Saved data entries:

_ _ _ _ _

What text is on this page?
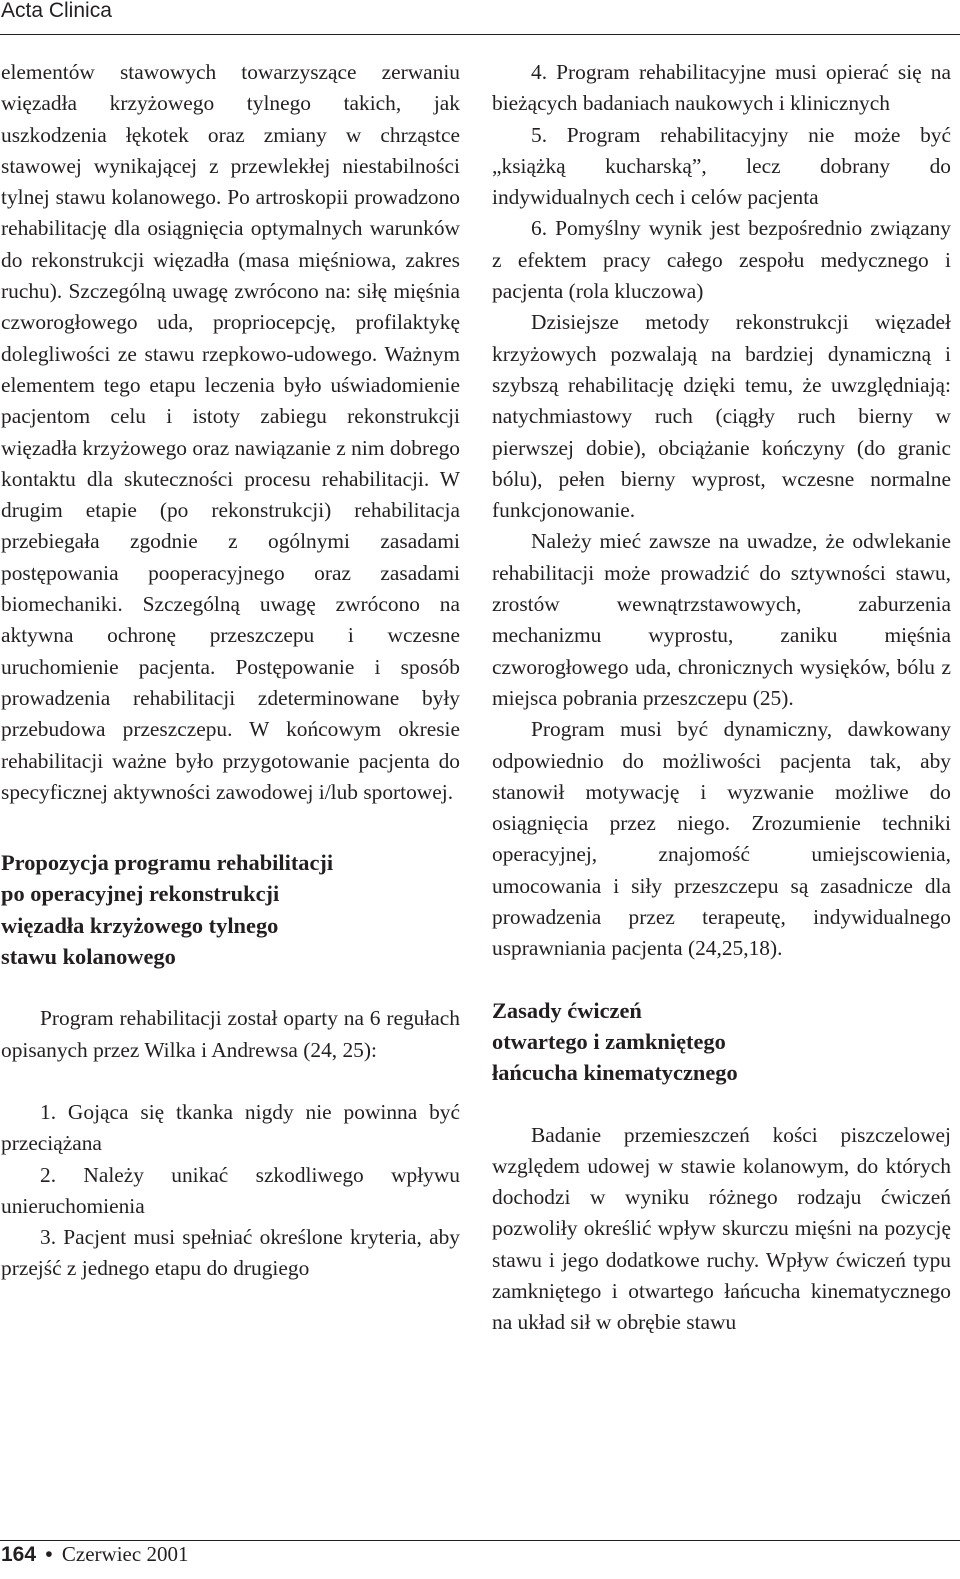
Acta Clinica

elementów stawowych towarzyszące zerwaniu więzadła krzyżowego tylnego takich, jak uszkodzenia łękotek oraz zmiany w chrząstce stawowej wynikającej z przewlekłej niestabilności tylnej stawu kolanowego. Po artroskopii prowadzono rehabilitację dla osiągnięcia optymalnych warunków do rekonstrukcji więzadła (masa mięśniowa, zakres ruchu). Szczególną uwagę zwrócono na: siłę mięśnia czworogłowego uda, propriocepcję, profilaktykę dolegliwości ze stawu rzepkowo-udowego. Ważnym elementem tego etapu leczenia było uświadomienie pacjentom celu i istoty zabiegu rekonstrukcji więzadła krzyżowego oraz nawiązanie z nim dobrego kontaktu dla skuteczności procesu rehabilitacji. W drugim etapie (po rekonstrukcji) rehabilitacja przebiegała zgodnie z ogólnymi zasadami postępowania pooperacyjnego oraz zasadami biomechaniki. Szczególną uwagę zwrócono na aktywna ochronę przeszczepu i wczesne uruchomienie pacjenta. Postępowanie i sposób prowadzenia rehabilitacji zdeterminowane były przebudowa przeszczepu. W końcowym okresie rehabilitacji ważne było przygotowanie pacjenta do specyficznej aktywności zawodowej i/lub sportowej.

Propozycja programu rehabilitacji
po operacyjnej rekonstrukcji
więzadła krzyżowego tylnego
stawu kolanowego

Program rehabilitacji został oparty na 6 regułach opisanych przez Wilka i Andrewsa (24, 25):

1. Gojąca się tkanka nigdy nie powinna być przeciążana

2. Należy unikać szkodliwego wpływu unieruchomienia

3. Pacjent musi spełniać określone kryteria, aby przejść z jednego etapu do drugiego

4. Program rehabilitacyjne musi opierać się na bieżących badaniach naukowych i klinicznych

5. Program rehabilitacyjny nie może być „książką kucharską”, lecz dobrany do indywidualnych cech i celów pacjenta

6. Pomyślny wynik jest bezpośrednio związany z efektem pracy całego zespołu medycznego i pacjenta (rola kluczowa)

Dzisiejsze metody rekonstrukcji więzadeł krzyżowych pozwalają na bardziej dynamiczną i szybszą rehabilitację dzięki temu, że uwzględniają: natychmiastowy ruch (ciągły ruch bierny w pierwszej dobie), obciążanie kończyny (do granic bólu), pełen bierny wyprost, wczesne normalne funkcjonowanie.

Należy mieć zawsze na uwadze, że odwlekanie rehabilitacji może prowadzić do sztywności stawu, zrostów wewnątrzstawowych, zaburzenia mechanizmu wyprostu, zaniku mięśnia czworogłowego uda, chronicznych wysięków, bólu z miejsca pobrania przeszczepu (25).

Program musi być dynamiczny, dawkowany odpowiednio do możliwości pacjenta tak, aby stanowił motywację i wyzwanie możliwe do osiągnięcia przez niego. Zrozumienie techniki operacyjnej, znajomość umiejscowienia, umocowania i siły przeszczepu są zasadnicze dla prowadzenia przez terapeutę, indywidualnego usprawniania pacjenta (24,25,18).

Zasady ćwiczeń
otwartego i zamkniętego
łańcucha kinematycznego

Badanie przemieszczeń kości piszczelowej względem udowej w stawie kolanowym, do których dochodzi w wyniku różnego rodzaju ćwiczeń pozwoliły określić wpływ skurczu mięśni na pozycję stawu i jego dodatkowe ruchy. Wpływ ćwiczeń typu zamkniętego i otwartego łańcucha kinematycznego na układ sił w obrębie stawu

164 • Czerwiec 2001
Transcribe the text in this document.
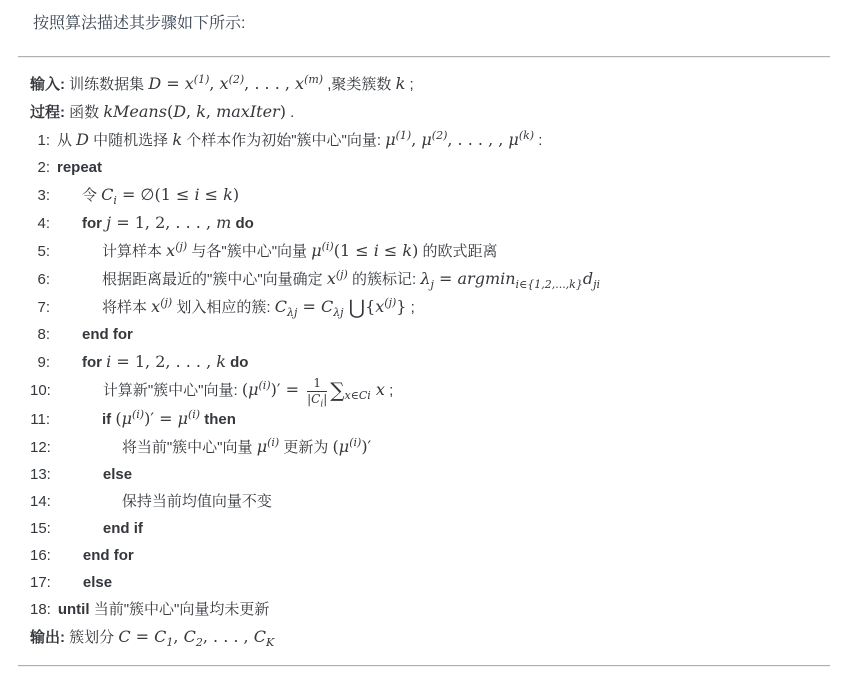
按照算法描述其步骤如下所示:

输入: 训练数据集 $D = x^{(1)}$, $x^{(2)}$, . . . , $x^{(m)}$ ,聚类簇数 k ;
过程: 函数 kMeans(D, k, maxIter) .
1: 从 D 中随机选择 k 个样本作为初始"簇中心"向量: $\mu^{(1)}$, $\mu^{(2)}$, . . . , , $\mu^{(k)}$ :
2: repeat
3: 令 $C_i$ = ∅(1 ≤ i ≤ k)
4: for j = 1, 2, . . . , m do
5:	计算样本 $x^{(j)}$ 与各"簇中心"向量 $\mu^{(i)}(1 \le i \le k)$ 的欧式距离
6:	根据距离最近的"簇中心"向量确定 $x^{(j)}$ 的簇标记: $\lambda_j = argmin_{i\in\{1,2,...,k\}}d_{ji}$
7:	将样本 $x^{(j)}$ 划入相应的簇: $C_{\lambda j} = C_{\lambda j}$ $⋃\{x^{(j)}\}$ ;
8: end for
9: for i = 1, 2, . . . , k do
10:	计算新"簇中心"向量: $(\mu^{(i)})' = \frac{1}{|C_i|} \sum_{x\in Ci}$ x ;
11:	if $(\mu^{(i)})' = \mu^{(i)}$ then
12:	将当前"簇中心"向量 $\mu^{(i)}$ 更新为 $(\mu^{(i)})'$
13:	else
14:	保持当前均值向量不变
15:	end if
16: end for
17: else
18: until 当前"簇中心"向量均未更新
输出: 簇划分 $C = C_1$, $C_2$, . . . , $C_K$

_ _ _ _ _

Reproduce every line exactly and omit all pictures.

What text is on this page?
Acta Clinica

elementów stawowych towarzyszące zerwaniu więzadła krzyżowego tylnego takich, jak uszkodzenia łękotek oraz zmiany w chrząstce stawowej wynikającej z przewlekłej niestabilności tylnej stawu kolanowego. Po artroskopii prowadzono rehabilitację dla osiągnięcia optymalnych warunków do rekonstrukcji więzadła (masa mięśniowa, zakres ruchu). Szczególną uwagę zwrócono na: siłę mięśnia czworogłowego uda, propriocepcję, profilaktykę dolegliwości ze stawu rzepkowo-udowego. Ważnym elementem tego etapu leczenia było uświadomienie pacjentom celu i istoty zabiegu rekonstrukcji więzadła krzyżowego oraz nawiązanie z nim dobrego kontaktu dla skuteczności procesu rehabilitacji. W drugim etapie (po rekonstrukcji) rehabilitacja przebiegała zgodnie z ogólnymi zasadami postępowania pooperacyjnego oraz zasadami biomechaniki. Szczególną uwagę zwrócono na aktywna ochronę przeszczepu i wczesne uruchomienie pacjenta. Postępowanie i sposób prowadzenia rehabilitacji zdeterminowane były przebudowa przeszczepu. W końcowym okresie rehabilitacji ważne było przygotowanie pacjenta do specyficznej aktywności zawodowej i/lub sportowej.

Propozycja programu rehabilitacji
po operacyjnej rekonstrukcji
więzadła krzyżowego tylnego
stawu kolanowego

Program rehabilitacji został oparty na 6 regułach opisanych przez Wilka i Andrewsa (24, 25):

1. Gojąca się tkanka nigdy nie powinna być przeciążana

2. Należy unikać szkodliwego wpływu unieruchomienia

3. Pacjent musi spełniać określone kryteria, aby przejść z jednego etapu do drugiego

4. Program rehabilitacyjne musi opierać się na bieżących badaniach naukowych i klinicznych

5. Program rehabilitacyjny nie może być „książką kucharską”, lecz dobrany do indywidualnych cech i celów pacjenta

6. Pomyślny wynik jest bezpośrednio związany z efektem pracy całego zespołu medycznego i pacjenta (rola kluczowa)

Dzisiejsze metody rekonstrukcji więzadeł krzyżowych pozwalają na bardziej dynamiczną i szybszą rehabilitację dzięki temu, że uwzględniają: natychmiastowy ruch (ciągły ruch bierny w pierwszej dobie), obciążanie kończyny (do granic bólu), pełen bierny wyprost, wczesne normalne funkcjonowanie.

Należy mieć zawsze na uwadze, że odwlekanie rehabilitacji może prowadzić do sztywności stawu, zrostów wewnątrzstawowych, zaburzenia mechanizmu wyprostu, zaniku mięśnia czworogłowego uda, chronicznych wysięków, bólu z miejsca pobrania przeszczepu (25).

Program musi być dynamiczny, dawkowany odpowiednio do możliwości pacjenta tak, aby stanowił motywację i wyzwanie możliwe do osiągnięcia przez niego. Zrozumienie techniki operacyjnej, znajomość umiejscowienia, umocowania i siły przeszczepu są zasadnicze dla prowadzenia przez terapeutę, indywidualnego usprawniania pacjenta (24,25,18).

Zasady ćwiczeń
otwartego i zamkniętego
łańcucha kinematycznego

Badanie przemieszczeń kości piszczelowej względem udowej w stawie kolanowym, do których dochodzi w wyniku różnego rodzaju ćwiczeń pozwoliły określić wpływ skurczu mięśni na pozycję stawu i jego dodatkowe ruchy. Wpływ ćwiczeń typu zamkniętego i otwartego łańcucha kinematycznego na układ sił w obrębie stawu

164 • Czerwiec 2001
Transcribe the text in this document.
按照算法描述其步骤如下所示:

输入: 训练数据集 $D = x^{(1)}$, $x^{(2)}$, . . . , $x^{(m)}$ ,聚类簇数 k ;
过程: 函数 kMeans(D, k, maxIter) .
1: 从 D 中随机选择 k 个样本作为初始"簇中心"向量: $\mu^{(1)}$, $\mu^{(2)}$, . . . , , $\mu^{(k)}$ :
2: repeat
3: 令 $C_i$ = ∅(1 ≤ i ≤ k)
4: for j = 1, 2, . . . , m do
5:	计算样本 $x^{(j)}$ 与各"簇中心"向量 $\mu^{(i)}(1 \le i \le k)$ 的欧式距离
6:	根据距离最近的"簇中心"向量确定 $x^{(j)}$ 的簇标记: $\lambda_j = argmin_{i\in\{1,2,...,k\}}d_{ji}$
7:	将样本 $x^{(j)}$ 划入相应的簇: $C_{\lambda j} = C_{\lambda j}$ $⋃\{x^{(j)}\}$ ;
8: end for
9: for i = 1, 2, . . . , k do
10:	计算新"簇中心"向量: $(\mu^{(i)})' = \frac{1}{|C_i|} \sum_{x\in Ci}$ x ;
11:	if $(\mu^{(i)})' = \mu^{(i)}$ then
12:	将当前"簇中心"向量 $\mu^{(i)}$ 更新为 $(\mu^{(i)})'$
13:	else
14:	保持当前均值向量不变
15:	end if
16: end for
17: else
18: until 当前"簇中心"向量均未更新
输出: 簇划分 $C = C_1$, $C_2$, . . . , $C_K$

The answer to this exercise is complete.